(Structured figure records)
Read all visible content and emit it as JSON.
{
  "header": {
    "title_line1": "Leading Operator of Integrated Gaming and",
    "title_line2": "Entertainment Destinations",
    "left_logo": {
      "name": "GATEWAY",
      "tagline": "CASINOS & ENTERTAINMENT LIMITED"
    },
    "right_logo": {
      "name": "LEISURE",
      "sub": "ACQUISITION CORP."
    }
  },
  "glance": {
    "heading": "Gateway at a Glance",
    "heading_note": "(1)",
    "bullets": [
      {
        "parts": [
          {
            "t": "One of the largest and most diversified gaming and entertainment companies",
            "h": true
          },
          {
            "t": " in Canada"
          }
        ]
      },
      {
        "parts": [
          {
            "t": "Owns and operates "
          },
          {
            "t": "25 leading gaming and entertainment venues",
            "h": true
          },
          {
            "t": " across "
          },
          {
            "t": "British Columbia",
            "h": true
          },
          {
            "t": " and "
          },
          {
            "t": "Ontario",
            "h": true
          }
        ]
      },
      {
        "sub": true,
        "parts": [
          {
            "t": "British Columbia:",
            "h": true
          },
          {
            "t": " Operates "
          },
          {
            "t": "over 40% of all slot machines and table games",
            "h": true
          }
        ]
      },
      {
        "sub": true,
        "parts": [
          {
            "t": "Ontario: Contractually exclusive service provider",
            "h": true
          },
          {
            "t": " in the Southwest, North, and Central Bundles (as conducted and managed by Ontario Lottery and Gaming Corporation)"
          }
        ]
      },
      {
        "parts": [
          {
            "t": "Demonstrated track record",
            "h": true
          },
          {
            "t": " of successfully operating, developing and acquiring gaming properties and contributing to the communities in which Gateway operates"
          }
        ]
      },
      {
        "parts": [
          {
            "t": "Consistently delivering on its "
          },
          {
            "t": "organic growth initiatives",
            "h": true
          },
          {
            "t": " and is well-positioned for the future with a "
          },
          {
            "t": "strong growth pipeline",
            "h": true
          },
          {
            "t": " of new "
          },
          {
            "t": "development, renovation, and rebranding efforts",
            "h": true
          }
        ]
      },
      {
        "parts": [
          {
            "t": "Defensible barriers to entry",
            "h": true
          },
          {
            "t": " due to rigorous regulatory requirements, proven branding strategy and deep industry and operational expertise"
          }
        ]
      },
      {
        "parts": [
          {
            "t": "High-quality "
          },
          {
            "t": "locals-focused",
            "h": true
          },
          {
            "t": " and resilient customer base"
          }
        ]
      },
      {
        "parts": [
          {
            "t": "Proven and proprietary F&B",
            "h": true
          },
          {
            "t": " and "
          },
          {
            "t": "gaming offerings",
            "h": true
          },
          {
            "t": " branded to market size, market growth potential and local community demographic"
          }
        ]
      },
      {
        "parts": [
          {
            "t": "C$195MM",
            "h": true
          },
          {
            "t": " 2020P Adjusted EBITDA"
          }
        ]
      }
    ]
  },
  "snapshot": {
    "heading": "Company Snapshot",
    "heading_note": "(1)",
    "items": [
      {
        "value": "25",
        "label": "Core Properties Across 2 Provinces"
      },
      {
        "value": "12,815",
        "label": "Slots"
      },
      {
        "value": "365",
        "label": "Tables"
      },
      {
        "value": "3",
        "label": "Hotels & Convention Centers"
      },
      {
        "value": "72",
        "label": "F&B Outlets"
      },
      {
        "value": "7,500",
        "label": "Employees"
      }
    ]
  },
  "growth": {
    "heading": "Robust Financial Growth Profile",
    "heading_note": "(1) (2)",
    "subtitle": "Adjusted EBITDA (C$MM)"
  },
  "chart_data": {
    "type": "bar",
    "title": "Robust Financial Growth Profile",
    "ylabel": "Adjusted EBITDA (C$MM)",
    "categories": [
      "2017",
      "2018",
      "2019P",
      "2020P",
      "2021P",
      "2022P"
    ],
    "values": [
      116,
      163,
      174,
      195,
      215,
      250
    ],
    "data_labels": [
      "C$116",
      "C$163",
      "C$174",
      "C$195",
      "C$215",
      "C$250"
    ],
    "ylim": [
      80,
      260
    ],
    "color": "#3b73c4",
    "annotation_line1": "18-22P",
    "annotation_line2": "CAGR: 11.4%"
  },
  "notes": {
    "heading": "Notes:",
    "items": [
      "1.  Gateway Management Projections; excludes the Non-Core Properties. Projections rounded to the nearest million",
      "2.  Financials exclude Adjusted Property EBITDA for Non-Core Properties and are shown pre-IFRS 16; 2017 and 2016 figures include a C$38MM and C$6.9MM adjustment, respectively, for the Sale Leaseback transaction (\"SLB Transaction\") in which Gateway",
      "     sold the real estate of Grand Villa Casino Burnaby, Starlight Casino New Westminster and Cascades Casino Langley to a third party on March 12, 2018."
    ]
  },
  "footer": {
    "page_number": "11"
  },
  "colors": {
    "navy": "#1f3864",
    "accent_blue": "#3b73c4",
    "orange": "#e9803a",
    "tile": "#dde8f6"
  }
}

Do this: Every line of the records above needs to be given again exactly.

Written answer:
Read all visible content and emit it as JSON.
{
  "header": {
    "title_line1": "Leading Operator of Integrated Gaming and",
    "title_line2": "Entertainment Destinations",
    "left_logo": {
      "name": "GATEWAY",
      "tagline": "CASINOS & ENTERTAINMENT LIMITED"
    },
    "right_logo": {
      "name": "LEISURE",
      "sub": "ACQUISITION CORP."
    }
  },
  "glance": {
    "heading": "Gateway at a Glance",
    "heading_note": "(1)",
    "bullets": [
      {
        "parts": [
          {
            "t": "One of the largest and most diversified gaming and entertainment companies",
            "h": true
          },
          {
            "t": " in Canada"
          }
        ]
      },
      {
        "parts": [
          {
            "t": "Owns and operates "
          },
          {
            "t": "25 leading gaming and entertainment venues",
            "h": true
          },
          {
            "t": " across "
          },
          {
            "t": "British Columbia",
            "h": true
          },
          {
            "t": " and "
          },
          {
            "t": "Ontario",
            "h": true
          }
        ]
      },
      {
        "sub": true,
        "parts": [
          {
            "t": "British Columbia:",
            "h": true
          },
          {
            "t": " Operates "
          },
          {
            "t": "over 40% of all slot machines and table games",
            "h": true
          }
        ]
      },
      {
        "sub": true,
        "parts": [
          {
            "t": "Ontario: Contractually exclusive service provider",
            "h": true
          },
          {
            "t": " in the Southwest, North, and Central Bundles (as conducted and managed by Ontario Lottery and Gaming Corporation)"
          }
        ]
      },
      {
        "parts": [
          {
            "t": "Demonstrated track record",
            "h": true
          },
          {
            "t": " of successfully operating, developing and acquiring gaming properties and contributing to the communities in which Gateway operates"
          }
        ]
      },
      {
        "parts": [
          {
            "t": "Consistently delivering on its "
          },
          {
            "t": "organic growth initiatives",
            "h": true
          },
          {
            "t": " and is well-positioned for the future with a "
          },
          {
            "t": "strong growth pipeline",
            "h": true
          },
          {
            "t": " of new "
          },
          {
            "t": "development, renovation, and rebranding efforts",
            "h": true
          }
        ]
      },
      {
        "parts": [
          {
            "t": "Defensible barriers to entry",
            "h": true
          },
          {
            "t": " due to rigorous regulatory requirements, proven branding strategy and deep industry and operational expertise"
          }
        ]
      },
      {
        "parts": [
          {
            "t": "High-quality "
          },
          {
            "t": "locals-focused",
            "h": true
          },
          {
            "t": " and resilient customer base"
          }
        ]
      },
      {
        "parts": [
          {
            "t": "Proven and proprietary F&B",
            "h": true
          },
          {
            "t": " and "
          },
          {
            "t": "gaming offerings",
            "h": true
          },
          {
            "t": " branded to market size, market growth potential and local community demographic"
          }
        ]
      },
      {
        "parts": [
          {
            "t": "C$195MM",
            "h": true
          },
          {
            "t": " 2020P Adjusted EBITDA"
          }
        ]
      }
    ]
  },
  "snapshot": {
    "heading": "Company Snapshot",
    "heading_note": "(1)",
    "items": [
      {
        "value": "25",
        "label": "Core Properties Across 2 Provinces"
      },
      {
        "value": "12,815",
        "label": "Slots"
      },
      {
        "value": "365",
        "label": "Tables"
      },
      {
        "value": "3",
        "label": "Hotels & Convention Centers"
      },
      {
        "value": "72",
        "label": "F&B Outlets"
      },
      {
        "value": "7,500",
        "label": "Employees"
      }
    ]
  },
  "growth": {
    "heading": "Robust Financial Growth Profile",
    "heading_note": "(1) (2)",
    "subtitle": "Adjusted EBITDA (C$MM)"
  },
  "chart_data": {
    "type": "bar",
    "title": "Robust Financial Growth Profile",
    "ylabel": "Adjusted EBITDA (C$MM)",
    "categories": [
      "2017",
      "2018",
      "2019P",
      "2020P",
      "2021P",
      "2022P"
    ],
    "values": [
      116,
      163,
      174,
      195,
      215,
      250
    ],
    "data_labels": [
      "C$116",
      "C$163",
      "C$174",
      "C$195",
      "C$215",
      "C$250"
    ],
    "ylim": [
      80,
      260
    ],
    "color": "#3b73c4",
    "annotation_line1": "18-22P",
    "annotation_line2": "CAGR: 11.4%"
  },
  "notes": {
    "heading": "Notes:",
    "items": [
      "1.  Gateway Management Projections; excludes the Non-Core Properties. Projections rounded to the nearest million",
      "2.  Financials exclude Adjusted Property EBITDA for Non-Core Properties and are shown pre-IFRS 16; 2017 and 2016 figures include a C$38MM and C$6.9MM adjustment, respectively, for the Sale Leaseback transaction (\"SLB Transaction\") in which Gateway",
      "     sold the real estate of Grand Villa Casino Burnaby, Starlight Casino New Westminster and Cascades Casino Langley to a third party on March 12, 2018."
    ]
  },
  "footer": {
    "page_number": "11"
  },
  "colors": {
    "navy": "#1f3864",
    "accent_blue": "#3b73c4",
    "orange": "#e9803a",
    "tile": "#dde8f6"
  }
}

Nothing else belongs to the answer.